Restate the material word for word and leave out anything that is a picture.

Items from a data source:
^^^^^^^^^^^^^^^^

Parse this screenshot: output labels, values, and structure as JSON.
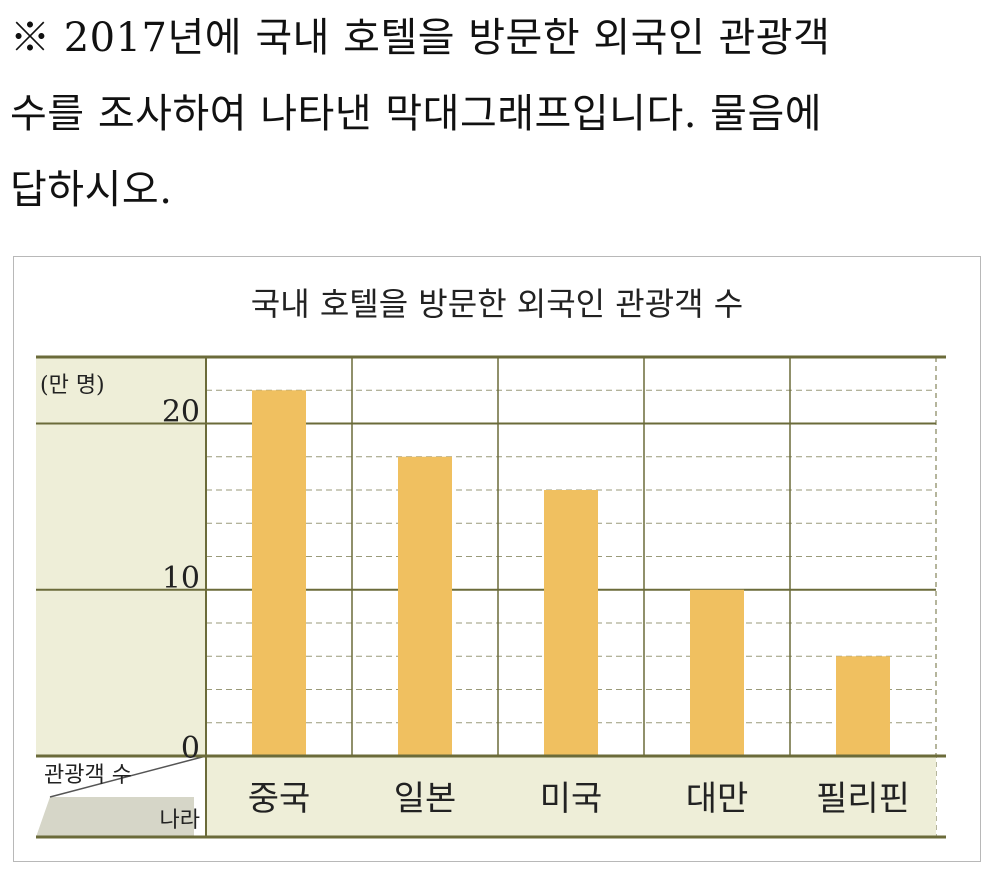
{
  "question": {
    "lines": [
      "※ 2017년에 국내 호텔을 방문한 외국인 관광객",
      "수를 조사하여 나타낸 막대그래프입니다. 물음에",
      "답하시오."
    ]
  },
  "colors": {
    "bar": "#f0c060",
    "axis_panel": "#eeeed8",
    "axis_line": "#6b6b3a",
    "dashed_grid": "#9a9a7a",
    "corner_cell": "#d6d6c8"
  },
  "chart_data": {
    "type": "bar",
    "title": "국내 호텔을 방문한 외국인 관광객 수",
    "unit_label": "(만 명)",
    "categories": [
      "중국",
      "일본",
      "미국",
      "대만",
      "필리핀"
    ],
    "values": [
      22,
      18,
      16,
      10,
      6
    ],
    "ylim": [
      0,
      24
    ],
    "yticks": [
      "0",
      "10",
      "20"
    ],
    "ytick_values": [
      0,
      10,
      20
    ],
    "minor_step": 2,
    "corner_header": {
      "value_label": "관광객 수",
      "category_label": "나라"
    },
    "grid": true,
    "legend": "none"
  }
}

^^^^^^^^^^^^^^^^

* RESULT OF THIS EXERCISE:
Parse this screenshot: output labels, values, and structure as JSON.
{
  "question": {
    "lines": [
      "※ 2017년에 국내 호텔을 방문한 외국인 관광객",
      "수를 조사하여 나타낸 막대그래프입니다. 물음에",
      "답하시오."
    ]
  },
  "colors": {
    "bar": "#f0c060",
    "axis_panel": "#eeeed8",
    "axis_line": "#6b6b3a",
    "dashed_grid": "#9a9a7a",
    "corner_cell": "#d6d6c8"
  },
  "chart_data": {
    "type": "bar",
    "title": "국내 호텔을 방문한 외국인 관광객 수",
    "unit_label": "(만 명)",
    "categories": [
      "중국",
      "일본",
      "미국",
      "대만",
      "필리핀"
    ],
    "values": [
      22,
      18,
      16,
      10,
      6
    ],
    "ylim": [
      0,
      24
    ],
    "yticks": [
      "0",
      "10",
      "20"
    ],
    "ytick_values": [
      0,
      10,
      20
    ],
    "minor_step": 2,
    "corner_header": {
      "value_label": "관광객 수",
      "category_label": "나라"
    },
    "grid": true,
    "legend": "none"
  }
}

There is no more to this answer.